Texte fourni:
***
27 juillet : Chiareggio – Maloja
Six heures, réveillé tôt comme d’habitude, je regarde le ciel gris dehors et je consulte les dernières prévisions météo sur Meteoblue. Je vais sur le site Meteosuisse pour me rassurer mais non, le résultat est le même. Je visionne les images satellites et vois ces paquets de nuages chargés de précipitations qui arrivent. J’ai beau le tourner dans tous les sens, la journée s’annonce maussade en étant optimiste, mauvaise au regard des prévisions.
Sept heures et la pluie tombe sur Chiareggio, la température est de 10°C. Le petit déjeuner est servi à partir de 7 heures 30. D’habitude, c’est pour moi beaucoup trop tard et je demande systématiquement un plateau la veille pour partir tôt. Aujourd’hui, je le prends tranquillement sans me presser ce qui est inhabituel. Dehors, la situation ne s’arrange pas. Je remonte dans ma chambre. Une bonne averse s’abat sur le village.
Il est presque 9 heures quand je me décide à partir. Il pleut mais ce ne sont pas des trombes d’eau. Je suis équipé et sous mon parapluie, je prends le chemin de la Suisse. Dans ces cas-là, l’objectif est d’avancer, de ne pas passer une journée à ne rien faire dans sa chambre d’hôtel. En marchant, de multiples questions me viennent à l’esprit. Dans combien de temps mes pieds seront trempés ? Les anciens casernements des militaires italiens avant le col peuvent-ils me permettre de faire une pause à l’abri ? Est-ce que le temps va s’améliorer comme pourrait le laisser croire une analyse extrêmement optimiste des prévisions météorologiques ? Le panneau indique 3 heures et demie de marche jusqu’au col, combien de temps vais-je mettre ? Et bien, la vertu de la marche est d’apporter des réponses à ces questions essentielles. Mes chaussures qui ont plus de 1800 kilomètres ont tenu une heure et demie avant que l’eau gagne la partie (Précisons que je ne suis pas passé par des prairies. Dans ces cas-là, les pieds sont trempés instantanément). Les casernes italiennes sont des ruines et je n’ai pas fait une seule pause jusqu’au col. Bien sûr, dans ces conditions en marchant d’un bon pas et avec deux mois de marche dans les jambes, je suis arrivé au col beaucoup plus vite que le temps indiqué. La pluie, elle, n’a pas cessé de la journée. Cinq heures en continu, c’est rare.

Arrivé au col, c’est déjà une satisfaction. Je n’aurai pas à faire demi-tour et dormirai en Suisse. L’optimisme gagne et les questions sont plus positives. Il y a un restaurant à une heure de marche. Est-il ouvert avec ce mauvais temps et au fait acceptent-ils les euros ? Maloja et ses hôtels sont à deux heures de marche. Je me vois douché, au chaud et faisant sécher mes affaires. Mais au fait, ne vont-ils pas me prendre trop d’euros ? En attendant d’avoir les réponses à ces questions, je baigne dans l’eau. Les torrents sont gonflés par les pluies, les traverser demande de l’agilité. Je ne marche plus sur des sentiers mais dans des ruisseaux.
***
Extrait de données:
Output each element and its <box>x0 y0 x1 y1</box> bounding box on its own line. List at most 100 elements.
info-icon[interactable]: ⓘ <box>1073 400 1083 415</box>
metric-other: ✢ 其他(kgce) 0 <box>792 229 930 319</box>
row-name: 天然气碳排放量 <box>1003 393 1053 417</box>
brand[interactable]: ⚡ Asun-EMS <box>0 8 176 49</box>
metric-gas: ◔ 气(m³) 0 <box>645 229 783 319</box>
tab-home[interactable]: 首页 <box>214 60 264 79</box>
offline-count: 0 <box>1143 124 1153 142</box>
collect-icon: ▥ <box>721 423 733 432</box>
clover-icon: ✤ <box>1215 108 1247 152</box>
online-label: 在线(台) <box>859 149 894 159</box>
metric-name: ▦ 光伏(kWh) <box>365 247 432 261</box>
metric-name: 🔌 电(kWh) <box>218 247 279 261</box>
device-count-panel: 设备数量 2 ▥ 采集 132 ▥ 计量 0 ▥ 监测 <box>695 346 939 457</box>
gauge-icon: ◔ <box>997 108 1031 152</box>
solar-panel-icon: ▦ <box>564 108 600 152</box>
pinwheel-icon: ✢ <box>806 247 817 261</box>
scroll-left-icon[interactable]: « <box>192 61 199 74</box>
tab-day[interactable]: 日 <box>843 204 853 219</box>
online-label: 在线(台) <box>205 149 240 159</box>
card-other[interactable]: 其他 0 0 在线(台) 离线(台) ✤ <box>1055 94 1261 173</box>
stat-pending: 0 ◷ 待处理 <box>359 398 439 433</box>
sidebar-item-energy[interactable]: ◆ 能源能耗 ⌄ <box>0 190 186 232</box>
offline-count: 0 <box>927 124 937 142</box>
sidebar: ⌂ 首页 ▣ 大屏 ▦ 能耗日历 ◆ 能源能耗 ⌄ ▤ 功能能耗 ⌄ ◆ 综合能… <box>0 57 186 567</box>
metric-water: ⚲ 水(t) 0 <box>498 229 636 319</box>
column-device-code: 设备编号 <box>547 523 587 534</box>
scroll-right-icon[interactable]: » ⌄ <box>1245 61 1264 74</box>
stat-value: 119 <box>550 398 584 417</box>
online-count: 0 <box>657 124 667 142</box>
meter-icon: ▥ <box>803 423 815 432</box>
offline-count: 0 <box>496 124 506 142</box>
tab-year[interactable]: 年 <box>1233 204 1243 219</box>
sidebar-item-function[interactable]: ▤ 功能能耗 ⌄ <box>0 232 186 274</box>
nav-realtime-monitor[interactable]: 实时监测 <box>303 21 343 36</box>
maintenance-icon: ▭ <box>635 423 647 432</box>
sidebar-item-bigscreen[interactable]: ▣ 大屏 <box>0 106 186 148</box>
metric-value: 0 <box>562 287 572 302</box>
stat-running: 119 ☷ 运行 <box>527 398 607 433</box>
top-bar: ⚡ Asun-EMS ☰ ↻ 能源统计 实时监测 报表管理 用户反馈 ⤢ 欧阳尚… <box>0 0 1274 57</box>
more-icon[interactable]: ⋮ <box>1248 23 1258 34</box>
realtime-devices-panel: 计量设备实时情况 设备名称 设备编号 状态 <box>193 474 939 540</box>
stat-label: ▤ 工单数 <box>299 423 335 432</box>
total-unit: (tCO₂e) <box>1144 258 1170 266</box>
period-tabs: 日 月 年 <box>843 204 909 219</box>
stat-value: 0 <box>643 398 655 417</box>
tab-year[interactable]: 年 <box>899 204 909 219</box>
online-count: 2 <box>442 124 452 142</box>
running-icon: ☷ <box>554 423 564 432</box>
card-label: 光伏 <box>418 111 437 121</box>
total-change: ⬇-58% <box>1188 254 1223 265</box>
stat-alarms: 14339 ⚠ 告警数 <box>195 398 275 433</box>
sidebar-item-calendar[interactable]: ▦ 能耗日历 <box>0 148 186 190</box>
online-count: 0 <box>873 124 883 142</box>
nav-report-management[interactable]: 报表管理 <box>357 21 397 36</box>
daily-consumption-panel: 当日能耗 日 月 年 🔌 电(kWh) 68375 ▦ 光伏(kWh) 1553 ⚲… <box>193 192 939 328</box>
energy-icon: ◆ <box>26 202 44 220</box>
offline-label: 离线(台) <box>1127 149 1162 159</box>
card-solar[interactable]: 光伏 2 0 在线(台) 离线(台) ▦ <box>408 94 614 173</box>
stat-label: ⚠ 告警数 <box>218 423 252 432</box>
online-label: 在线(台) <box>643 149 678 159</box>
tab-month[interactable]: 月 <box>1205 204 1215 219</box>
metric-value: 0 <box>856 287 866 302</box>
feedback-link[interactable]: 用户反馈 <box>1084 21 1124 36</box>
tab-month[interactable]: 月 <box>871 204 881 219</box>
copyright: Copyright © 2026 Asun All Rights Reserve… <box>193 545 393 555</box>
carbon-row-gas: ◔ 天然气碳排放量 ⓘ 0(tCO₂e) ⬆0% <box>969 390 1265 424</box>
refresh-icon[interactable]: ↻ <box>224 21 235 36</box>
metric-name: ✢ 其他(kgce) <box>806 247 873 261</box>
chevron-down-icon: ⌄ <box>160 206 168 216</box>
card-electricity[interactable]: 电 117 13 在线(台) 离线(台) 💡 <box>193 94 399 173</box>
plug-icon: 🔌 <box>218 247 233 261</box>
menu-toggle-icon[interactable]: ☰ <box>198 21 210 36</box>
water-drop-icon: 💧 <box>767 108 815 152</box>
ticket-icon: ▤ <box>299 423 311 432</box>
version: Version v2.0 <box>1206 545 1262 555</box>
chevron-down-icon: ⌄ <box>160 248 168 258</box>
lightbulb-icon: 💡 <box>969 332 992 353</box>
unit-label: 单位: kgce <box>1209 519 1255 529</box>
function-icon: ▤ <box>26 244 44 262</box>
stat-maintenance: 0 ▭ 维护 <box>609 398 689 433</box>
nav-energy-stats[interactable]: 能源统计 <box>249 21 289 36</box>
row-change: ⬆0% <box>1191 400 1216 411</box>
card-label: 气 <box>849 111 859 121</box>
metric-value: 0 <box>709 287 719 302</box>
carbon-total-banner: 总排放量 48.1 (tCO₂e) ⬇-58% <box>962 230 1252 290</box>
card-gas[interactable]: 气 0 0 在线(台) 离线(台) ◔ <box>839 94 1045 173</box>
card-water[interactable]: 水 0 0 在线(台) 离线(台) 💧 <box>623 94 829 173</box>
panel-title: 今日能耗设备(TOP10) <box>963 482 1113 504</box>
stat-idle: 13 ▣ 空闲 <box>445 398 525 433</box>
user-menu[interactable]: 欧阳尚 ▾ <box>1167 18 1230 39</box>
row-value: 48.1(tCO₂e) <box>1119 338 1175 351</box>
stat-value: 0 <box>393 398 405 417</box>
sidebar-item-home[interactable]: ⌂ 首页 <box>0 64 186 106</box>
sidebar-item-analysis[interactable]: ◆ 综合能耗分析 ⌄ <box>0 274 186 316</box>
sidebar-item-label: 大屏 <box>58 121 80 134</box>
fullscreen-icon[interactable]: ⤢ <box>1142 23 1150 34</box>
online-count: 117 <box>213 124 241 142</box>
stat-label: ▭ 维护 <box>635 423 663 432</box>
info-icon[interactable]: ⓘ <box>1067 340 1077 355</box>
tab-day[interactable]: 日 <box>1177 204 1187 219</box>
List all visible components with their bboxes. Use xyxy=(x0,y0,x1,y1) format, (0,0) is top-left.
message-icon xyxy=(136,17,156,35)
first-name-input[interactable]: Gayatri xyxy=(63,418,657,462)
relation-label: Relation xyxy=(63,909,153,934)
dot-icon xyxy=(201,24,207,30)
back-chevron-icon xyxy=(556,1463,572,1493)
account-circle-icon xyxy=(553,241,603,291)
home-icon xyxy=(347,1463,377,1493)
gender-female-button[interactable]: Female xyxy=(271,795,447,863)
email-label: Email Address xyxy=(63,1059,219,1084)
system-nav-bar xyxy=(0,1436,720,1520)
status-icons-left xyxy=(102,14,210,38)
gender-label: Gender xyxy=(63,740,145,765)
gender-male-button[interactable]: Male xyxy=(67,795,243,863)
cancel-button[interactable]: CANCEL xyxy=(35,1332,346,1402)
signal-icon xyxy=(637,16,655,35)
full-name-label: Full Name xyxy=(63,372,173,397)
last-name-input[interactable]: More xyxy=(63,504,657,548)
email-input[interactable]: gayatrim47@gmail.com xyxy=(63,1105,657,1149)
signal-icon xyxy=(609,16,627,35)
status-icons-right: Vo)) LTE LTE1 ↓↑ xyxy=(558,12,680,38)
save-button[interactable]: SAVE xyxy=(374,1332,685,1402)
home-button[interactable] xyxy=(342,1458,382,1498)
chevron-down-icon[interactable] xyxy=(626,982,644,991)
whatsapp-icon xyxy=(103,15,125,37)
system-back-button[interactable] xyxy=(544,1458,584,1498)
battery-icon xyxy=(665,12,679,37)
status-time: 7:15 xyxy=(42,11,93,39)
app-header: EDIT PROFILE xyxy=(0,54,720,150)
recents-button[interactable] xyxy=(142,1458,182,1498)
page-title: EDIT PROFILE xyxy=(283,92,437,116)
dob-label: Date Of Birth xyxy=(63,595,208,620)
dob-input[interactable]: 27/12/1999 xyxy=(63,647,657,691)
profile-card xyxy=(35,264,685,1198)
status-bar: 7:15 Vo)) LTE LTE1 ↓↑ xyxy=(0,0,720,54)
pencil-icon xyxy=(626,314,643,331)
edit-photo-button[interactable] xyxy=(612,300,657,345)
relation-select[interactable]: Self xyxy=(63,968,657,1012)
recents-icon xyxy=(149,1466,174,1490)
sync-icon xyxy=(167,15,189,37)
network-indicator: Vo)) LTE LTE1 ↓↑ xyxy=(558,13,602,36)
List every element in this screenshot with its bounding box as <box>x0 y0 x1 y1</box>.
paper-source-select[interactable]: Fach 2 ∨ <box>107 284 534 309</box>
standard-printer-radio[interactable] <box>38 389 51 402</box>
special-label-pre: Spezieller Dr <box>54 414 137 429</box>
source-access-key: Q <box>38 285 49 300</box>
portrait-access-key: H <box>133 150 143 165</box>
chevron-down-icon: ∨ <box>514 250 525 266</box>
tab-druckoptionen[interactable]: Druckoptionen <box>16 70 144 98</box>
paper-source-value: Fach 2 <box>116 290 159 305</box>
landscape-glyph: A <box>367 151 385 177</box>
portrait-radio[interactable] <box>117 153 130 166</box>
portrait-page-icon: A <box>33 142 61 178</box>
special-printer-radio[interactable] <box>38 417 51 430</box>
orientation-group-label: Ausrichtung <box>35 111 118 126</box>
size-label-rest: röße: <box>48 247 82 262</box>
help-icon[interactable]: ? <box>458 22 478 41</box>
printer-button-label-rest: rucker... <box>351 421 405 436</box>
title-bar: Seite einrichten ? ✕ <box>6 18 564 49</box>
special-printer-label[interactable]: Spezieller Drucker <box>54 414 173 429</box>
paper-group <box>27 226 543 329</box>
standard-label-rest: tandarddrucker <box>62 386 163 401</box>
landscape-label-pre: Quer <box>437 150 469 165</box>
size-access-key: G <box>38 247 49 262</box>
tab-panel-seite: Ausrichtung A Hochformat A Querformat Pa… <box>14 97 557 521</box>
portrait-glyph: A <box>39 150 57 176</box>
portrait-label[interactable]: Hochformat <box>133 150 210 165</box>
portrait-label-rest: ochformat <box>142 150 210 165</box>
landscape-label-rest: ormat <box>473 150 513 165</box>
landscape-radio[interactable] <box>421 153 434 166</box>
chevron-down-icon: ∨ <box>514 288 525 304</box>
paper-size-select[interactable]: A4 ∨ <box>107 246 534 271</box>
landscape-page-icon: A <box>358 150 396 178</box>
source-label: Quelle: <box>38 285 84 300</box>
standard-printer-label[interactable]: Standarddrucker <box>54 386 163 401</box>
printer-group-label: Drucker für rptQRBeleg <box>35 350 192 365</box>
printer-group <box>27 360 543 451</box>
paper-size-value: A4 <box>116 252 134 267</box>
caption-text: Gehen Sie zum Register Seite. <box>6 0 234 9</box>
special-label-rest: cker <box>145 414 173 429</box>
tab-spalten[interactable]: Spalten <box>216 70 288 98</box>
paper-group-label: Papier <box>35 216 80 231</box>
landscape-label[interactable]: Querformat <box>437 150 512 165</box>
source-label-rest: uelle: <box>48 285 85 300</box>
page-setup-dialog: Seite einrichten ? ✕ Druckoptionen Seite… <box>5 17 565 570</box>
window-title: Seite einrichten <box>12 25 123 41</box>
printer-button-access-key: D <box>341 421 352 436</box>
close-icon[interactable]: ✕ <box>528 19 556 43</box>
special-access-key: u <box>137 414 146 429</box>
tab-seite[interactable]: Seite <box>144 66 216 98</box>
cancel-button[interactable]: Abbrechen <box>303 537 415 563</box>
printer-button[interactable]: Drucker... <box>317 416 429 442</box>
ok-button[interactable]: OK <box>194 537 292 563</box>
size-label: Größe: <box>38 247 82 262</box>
***
Consigne A:
Dans le texte fourni, reformulez sous forme de liste le paragraphe qui commence par « Sept heures et la pluie tombe sur Chiareggio » en conservant ses faits principaux.
Consigne B:
Selon le texte fourni, combien de temps les chaussures ont-elles tenu sous la pluie avant que l'eau gagne la partie ?
Consigne C:
D'après le texte fourni, pourquoi le col a-t-il été atteint beaucoup plus vite que les 3 heures et demie indiquées par le panneau ? Répondez en une à trois phrases.

Réponse A:
- À sept heures, il pleut à Chiareggio et la température est de 10 °C.
- Le petit déjeuner est servi à partir de 7 h 30, ce qui est d'habitude beaucoup trop tard pour moi : je demande donc toujours un plateau la veille pour partir tôt.
- Aujourd'hui, je prends le petit déjeuner tranquillement, sans me presser, ce qui est inhabituel.
- Le temps ne s'arrange pas, je remonte dans ma chambre et une bonne averse s'abat sur le village.

Réponse B:
Elles ont tenu une heure et demie.

Réponse C:
Le col a été atteint beaucoup plus vite parce que la marche s'est faite d'un bon pas. Le marcheur avait aussi déjà deux mois de marche dans les jambes.